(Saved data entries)
▼▼▼

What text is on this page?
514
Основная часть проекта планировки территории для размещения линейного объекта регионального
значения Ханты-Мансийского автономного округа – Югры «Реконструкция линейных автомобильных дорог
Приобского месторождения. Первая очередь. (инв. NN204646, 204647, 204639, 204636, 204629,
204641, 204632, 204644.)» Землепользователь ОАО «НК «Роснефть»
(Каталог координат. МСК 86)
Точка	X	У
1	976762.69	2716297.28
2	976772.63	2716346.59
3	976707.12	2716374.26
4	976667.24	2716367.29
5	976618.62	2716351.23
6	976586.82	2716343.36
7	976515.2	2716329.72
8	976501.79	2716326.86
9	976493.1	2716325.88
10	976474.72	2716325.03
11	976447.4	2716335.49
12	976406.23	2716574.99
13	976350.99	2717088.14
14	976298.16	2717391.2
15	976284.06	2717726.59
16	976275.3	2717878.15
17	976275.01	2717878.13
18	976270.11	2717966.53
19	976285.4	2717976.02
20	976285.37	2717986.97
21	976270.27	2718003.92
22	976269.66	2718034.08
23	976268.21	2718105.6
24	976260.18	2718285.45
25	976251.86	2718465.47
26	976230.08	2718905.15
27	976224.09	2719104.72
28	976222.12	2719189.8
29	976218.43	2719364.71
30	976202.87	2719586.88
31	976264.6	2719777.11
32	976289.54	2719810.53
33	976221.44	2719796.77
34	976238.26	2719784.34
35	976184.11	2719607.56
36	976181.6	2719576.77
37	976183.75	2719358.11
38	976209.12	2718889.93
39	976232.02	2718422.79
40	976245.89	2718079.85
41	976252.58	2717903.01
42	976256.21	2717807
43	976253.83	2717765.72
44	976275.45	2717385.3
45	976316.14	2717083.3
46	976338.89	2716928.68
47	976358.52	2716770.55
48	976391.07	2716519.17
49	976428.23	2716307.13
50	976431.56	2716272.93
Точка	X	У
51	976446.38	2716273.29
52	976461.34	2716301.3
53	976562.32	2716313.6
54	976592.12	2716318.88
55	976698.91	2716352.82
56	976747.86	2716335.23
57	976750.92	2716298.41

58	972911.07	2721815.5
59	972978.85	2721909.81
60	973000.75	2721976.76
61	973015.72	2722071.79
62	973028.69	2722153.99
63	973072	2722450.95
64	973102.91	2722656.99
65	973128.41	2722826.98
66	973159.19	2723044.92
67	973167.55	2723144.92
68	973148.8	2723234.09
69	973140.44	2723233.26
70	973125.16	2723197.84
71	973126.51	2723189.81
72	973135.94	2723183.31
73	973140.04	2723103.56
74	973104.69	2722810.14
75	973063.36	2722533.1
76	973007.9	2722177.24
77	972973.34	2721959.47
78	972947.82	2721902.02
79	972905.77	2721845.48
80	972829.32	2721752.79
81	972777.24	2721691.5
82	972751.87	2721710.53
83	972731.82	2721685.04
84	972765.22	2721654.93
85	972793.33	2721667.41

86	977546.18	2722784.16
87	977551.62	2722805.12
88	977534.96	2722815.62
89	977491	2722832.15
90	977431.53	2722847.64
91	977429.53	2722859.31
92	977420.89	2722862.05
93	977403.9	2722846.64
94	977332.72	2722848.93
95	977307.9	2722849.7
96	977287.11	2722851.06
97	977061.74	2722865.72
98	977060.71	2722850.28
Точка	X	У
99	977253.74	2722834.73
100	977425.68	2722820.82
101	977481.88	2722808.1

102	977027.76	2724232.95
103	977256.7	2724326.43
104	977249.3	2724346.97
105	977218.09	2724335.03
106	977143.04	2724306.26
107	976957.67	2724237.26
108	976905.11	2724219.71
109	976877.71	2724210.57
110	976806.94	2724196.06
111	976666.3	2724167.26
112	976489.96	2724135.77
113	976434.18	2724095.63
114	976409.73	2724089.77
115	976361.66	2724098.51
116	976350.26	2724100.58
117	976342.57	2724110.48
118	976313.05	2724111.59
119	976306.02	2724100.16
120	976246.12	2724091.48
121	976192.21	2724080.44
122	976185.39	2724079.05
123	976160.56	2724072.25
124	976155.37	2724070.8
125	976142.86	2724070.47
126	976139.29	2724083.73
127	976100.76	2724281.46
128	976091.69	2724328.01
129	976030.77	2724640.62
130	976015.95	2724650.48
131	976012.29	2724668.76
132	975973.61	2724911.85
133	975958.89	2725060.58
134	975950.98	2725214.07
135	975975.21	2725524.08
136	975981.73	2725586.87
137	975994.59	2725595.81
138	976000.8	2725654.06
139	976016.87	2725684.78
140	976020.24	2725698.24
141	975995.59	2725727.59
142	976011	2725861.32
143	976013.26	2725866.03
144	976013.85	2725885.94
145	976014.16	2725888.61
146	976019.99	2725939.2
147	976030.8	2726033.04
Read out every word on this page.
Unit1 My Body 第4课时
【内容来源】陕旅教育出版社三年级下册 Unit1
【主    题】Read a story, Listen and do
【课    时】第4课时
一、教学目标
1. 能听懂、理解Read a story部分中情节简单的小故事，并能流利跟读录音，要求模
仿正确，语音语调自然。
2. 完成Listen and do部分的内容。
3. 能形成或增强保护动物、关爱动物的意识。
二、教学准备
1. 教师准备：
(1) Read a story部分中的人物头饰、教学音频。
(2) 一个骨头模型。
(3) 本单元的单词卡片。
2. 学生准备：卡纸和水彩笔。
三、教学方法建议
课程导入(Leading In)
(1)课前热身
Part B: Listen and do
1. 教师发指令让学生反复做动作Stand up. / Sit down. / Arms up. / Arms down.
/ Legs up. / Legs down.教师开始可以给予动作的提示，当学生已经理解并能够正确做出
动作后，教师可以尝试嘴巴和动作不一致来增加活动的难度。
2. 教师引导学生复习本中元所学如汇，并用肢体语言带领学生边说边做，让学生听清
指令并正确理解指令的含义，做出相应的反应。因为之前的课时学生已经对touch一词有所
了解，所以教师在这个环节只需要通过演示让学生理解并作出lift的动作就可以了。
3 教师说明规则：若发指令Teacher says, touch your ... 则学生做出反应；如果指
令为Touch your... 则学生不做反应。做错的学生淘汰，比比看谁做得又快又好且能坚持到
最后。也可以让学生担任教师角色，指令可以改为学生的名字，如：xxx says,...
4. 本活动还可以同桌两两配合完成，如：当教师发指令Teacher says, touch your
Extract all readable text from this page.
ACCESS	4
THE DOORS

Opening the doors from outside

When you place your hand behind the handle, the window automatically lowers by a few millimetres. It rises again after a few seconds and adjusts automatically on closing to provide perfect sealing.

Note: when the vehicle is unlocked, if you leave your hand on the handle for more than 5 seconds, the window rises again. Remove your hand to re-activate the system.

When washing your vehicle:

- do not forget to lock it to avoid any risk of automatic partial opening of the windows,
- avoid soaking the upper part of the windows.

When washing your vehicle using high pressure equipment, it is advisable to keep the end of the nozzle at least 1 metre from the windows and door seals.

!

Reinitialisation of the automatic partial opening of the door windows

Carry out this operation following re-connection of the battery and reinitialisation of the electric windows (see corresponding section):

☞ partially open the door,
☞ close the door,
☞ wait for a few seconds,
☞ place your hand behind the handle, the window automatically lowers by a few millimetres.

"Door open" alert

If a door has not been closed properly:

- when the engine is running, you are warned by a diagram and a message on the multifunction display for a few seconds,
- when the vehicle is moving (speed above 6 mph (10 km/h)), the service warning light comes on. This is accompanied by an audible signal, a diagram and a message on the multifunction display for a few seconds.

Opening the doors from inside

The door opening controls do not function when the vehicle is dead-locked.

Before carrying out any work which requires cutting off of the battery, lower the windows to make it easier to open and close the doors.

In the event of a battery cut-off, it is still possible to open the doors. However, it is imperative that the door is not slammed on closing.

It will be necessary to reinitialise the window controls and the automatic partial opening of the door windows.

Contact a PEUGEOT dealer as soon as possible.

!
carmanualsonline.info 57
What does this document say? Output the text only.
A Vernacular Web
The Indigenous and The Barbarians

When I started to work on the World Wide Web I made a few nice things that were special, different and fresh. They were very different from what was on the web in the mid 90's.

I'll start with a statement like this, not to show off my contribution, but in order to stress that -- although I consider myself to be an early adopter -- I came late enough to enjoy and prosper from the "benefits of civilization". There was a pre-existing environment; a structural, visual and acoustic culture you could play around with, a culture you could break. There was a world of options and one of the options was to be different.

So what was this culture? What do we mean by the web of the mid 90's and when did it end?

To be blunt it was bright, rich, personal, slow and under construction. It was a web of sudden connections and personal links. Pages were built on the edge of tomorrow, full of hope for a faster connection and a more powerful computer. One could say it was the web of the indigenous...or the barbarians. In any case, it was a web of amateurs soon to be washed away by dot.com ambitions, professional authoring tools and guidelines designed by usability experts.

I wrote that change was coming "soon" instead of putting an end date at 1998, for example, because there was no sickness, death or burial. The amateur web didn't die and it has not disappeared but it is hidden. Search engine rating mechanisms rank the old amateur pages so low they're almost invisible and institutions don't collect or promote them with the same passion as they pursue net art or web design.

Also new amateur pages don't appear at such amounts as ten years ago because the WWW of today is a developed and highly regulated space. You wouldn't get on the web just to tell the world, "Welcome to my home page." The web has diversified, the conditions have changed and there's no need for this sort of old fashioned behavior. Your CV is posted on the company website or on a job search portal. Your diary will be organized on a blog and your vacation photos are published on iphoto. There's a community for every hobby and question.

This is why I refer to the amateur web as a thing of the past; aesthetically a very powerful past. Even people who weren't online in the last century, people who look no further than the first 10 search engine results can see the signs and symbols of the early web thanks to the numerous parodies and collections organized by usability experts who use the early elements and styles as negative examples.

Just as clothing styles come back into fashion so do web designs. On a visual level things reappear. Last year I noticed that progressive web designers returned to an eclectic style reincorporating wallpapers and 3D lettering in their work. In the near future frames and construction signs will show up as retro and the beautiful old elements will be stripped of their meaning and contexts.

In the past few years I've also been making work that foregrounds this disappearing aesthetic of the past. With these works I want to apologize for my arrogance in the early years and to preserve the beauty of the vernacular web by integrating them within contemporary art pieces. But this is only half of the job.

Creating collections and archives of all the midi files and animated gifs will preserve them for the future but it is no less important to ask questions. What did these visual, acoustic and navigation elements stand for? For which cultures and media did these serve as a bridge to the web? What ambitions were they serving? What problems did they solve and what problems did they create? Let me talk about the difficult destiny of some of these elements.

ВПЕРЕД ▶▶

▲▲▲

▸ **Stated exercise**
Find all lines with "avoid" in them and copy each one.

▸ **Finished exercise**
- do not forget to lock it to avoid any risk of automatic partial opening of the windows,
- avoid soaking the upper part of the windows.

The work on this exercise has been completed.